## Document extract
E.O. 12958: DECL: 2019/09/02
TAGS: ECON EFIN ECIN EN
SUBJECT: Estonian Economy Falling, Euro Adoption in Trouble

CLASSIFIED BY: Karen Decker, CDA; REASON: 1.4(B),(D)

Classified by Charge Karen Decker for Reasons 1.4 B & D.



C O N F I D E N T I A L TALLINN 000259

SIPDIS
AMEMBASSY ANKARA PASS TO AMCONSUL ADANA
AMEMBASSY ASTANA PASS TO USOFFICE ALMATY
AMEMBASSY BERLIN PASS TO AMCONSUL DUSSELDORF
AMEMBASSY BERLIN PASS TO AMCONSUL LEIPZIG
AMEMBASSY BELGRADE PASS TO AMEMBASSY PODGORICA
AMEMBASSY HELSINKI PASS TO AMCONSUL ST PETERSBURG
AMEMBASSY ATHENS PASS TO AMCONSUL THESSALONIKI
AMEMBASSY MOSCOW PASS TO AMCONSUL VLADIVOSTOK
AMEMBASSY MOSCOW PASS TO AMCONSUL YEKATERINBURG

E.O. 12958: DECL: 2019/09/02
TAGS: ECON EFIN ECIN EN
SUBJECT: Estonian Economy Falling, Euro Adoption in Trouble

CLASSIFIED BY: Karen Decker, CDA; REASON: 1.4(B),(D)

Classified by Charge Karen Decker for Reasons 1.4 B & D.




1. (C) Summary: On August 27, the Ministry of Finance (MoF)
predicted the Estonian economy would contract by 14.5 percent in
2009, with positive growth only occurring in 2011. Unemployment
will remain above ten percent for at least the next four years. In
a meeting the same day with visiting Treasury acting-DAS Eric
Meyer, Minister of Finance Jurgen Ligi said the 14.5 percent fall
is the MoF's pessimistic scenario. The best case foresees a
contraction of 13.6 percent this year. Even then, recovery will be
delayed until Estonia's main trading partners, Sweden and Finland,
begin to see positive growth. Government leaders subsequently
stated publicly, and the Central Bank told us privately, that
though the GOE will need to make significant additional cuts to the
budget to meet the Maastricht Criteria, Estonia is on track to
adopt the euro in 2011. Estonia's euro-adoption plans have been
endorsed quietly by European Commission officials, who have told
the GOE to "keep a low profile" (and adhere strictly to Maastricht
criteria) and they will "slide into" the Euro zone. That said,
Ligi told Meyer that if the economy does contract 14.5 percent, as
his ministry publicly predicts, the GOE would not attempt to keep
the budget deficit below three percent and would abandon its goal
of joining the euro zone in the near term. Above all, the
Estonians reiterated to Meyer that Estonia's economy was stronger
and more resilient than its Baltic neighbors. End summary.





Economy Continues to Contract

--------------




2. (U) On August 27, the Ministry of Finance released figures for
its economic outlook through 2013. The MoF predicts a decline in

GDP of 14.5 percent for 2009, with GDP falling another 2 percent in
2010, before growing 1.5 percent in 2011. GDP will fall this year
due to a drop in private consumption (-15.6 percent),government
consumption (-5.8 percent),and investment (-26.6 percent). This
fall is mitigated by improvement of Estonia's current account.

## Raw data
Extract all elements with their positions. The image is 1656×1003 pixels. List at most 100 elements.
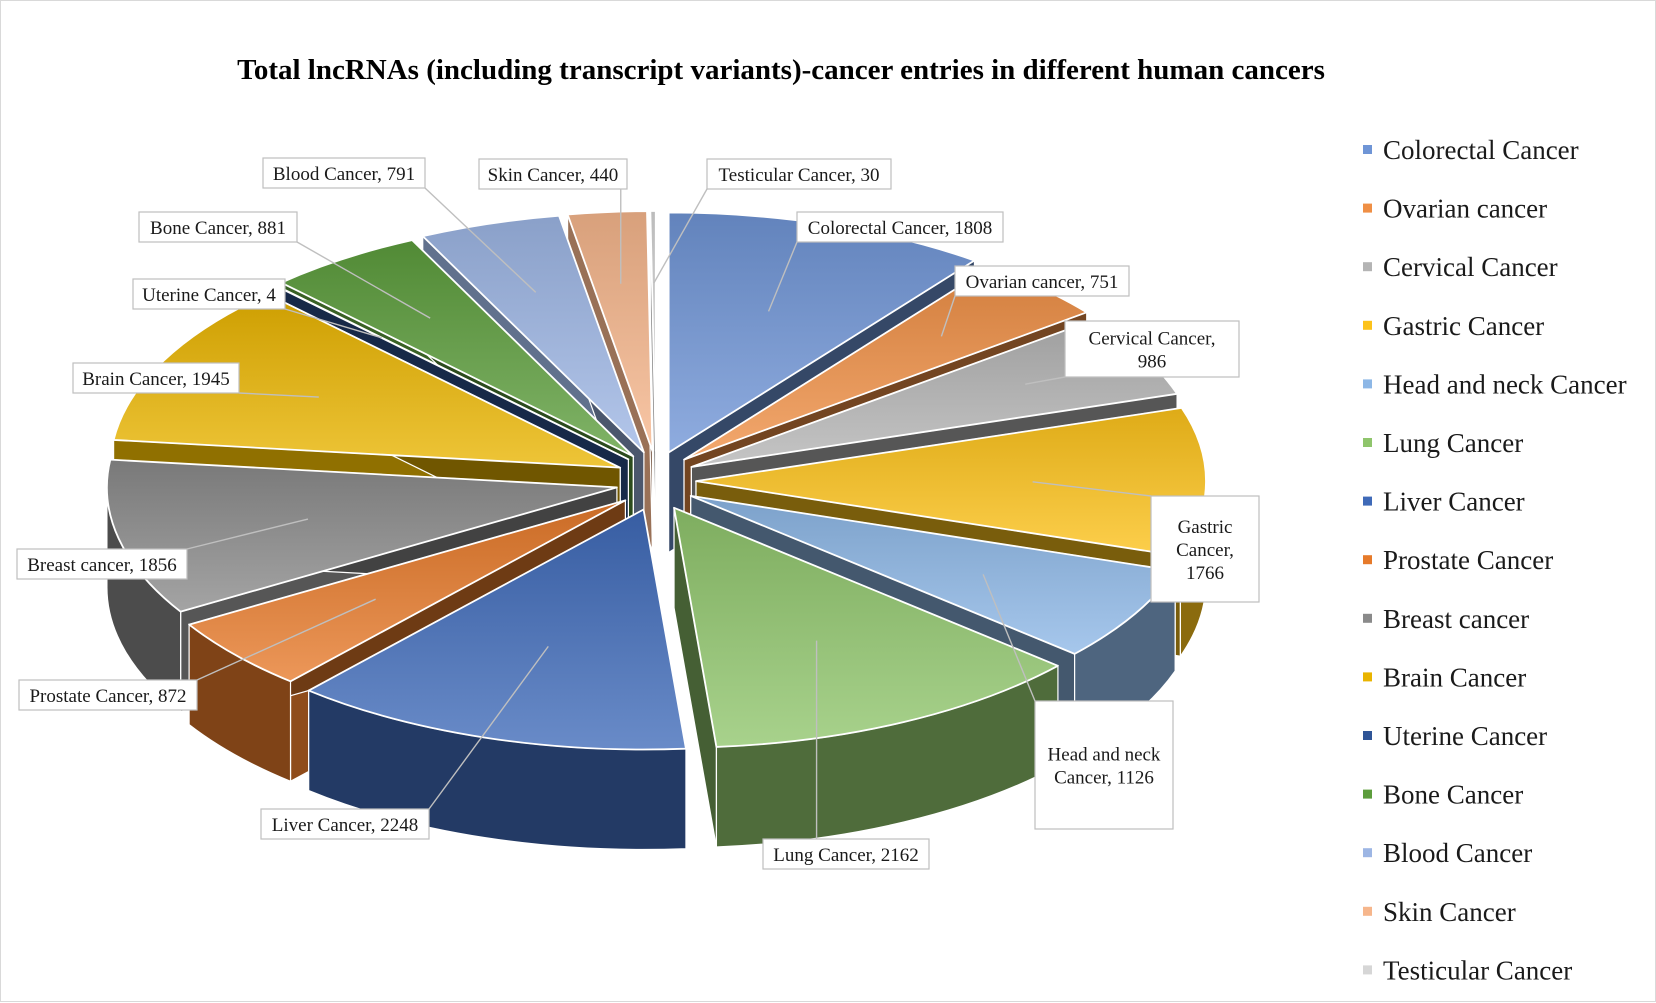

## Short task 1
In the cable on the Estonian economy, which two countries are named as Estonia's main trading partners?
## Short task 2
Retype the part of the cable on the Estonian economy between "2. (U) On August" and "Estonia's current account.", inclusive.
The data has no connection to the cable on the Estonian economy.

## Written answer 1
Sweden and Finland.

## Written answer 2
2. (U) On August 27, the Ministry of Finance released figures for
its economic outlook through 2013. The MoF predicts a decline in

GDP of 14.5 percent for 2009, with GDP falling another 2 percent in
2010, before growing 1.5 percent in 2011. GDP will fall this year
due to a drop in private consumption (-15.6 percent),government
consumption (-5.8 percent),and investment (-26.6 percent). This
fall is mitigated by improvement of Estonia's current account.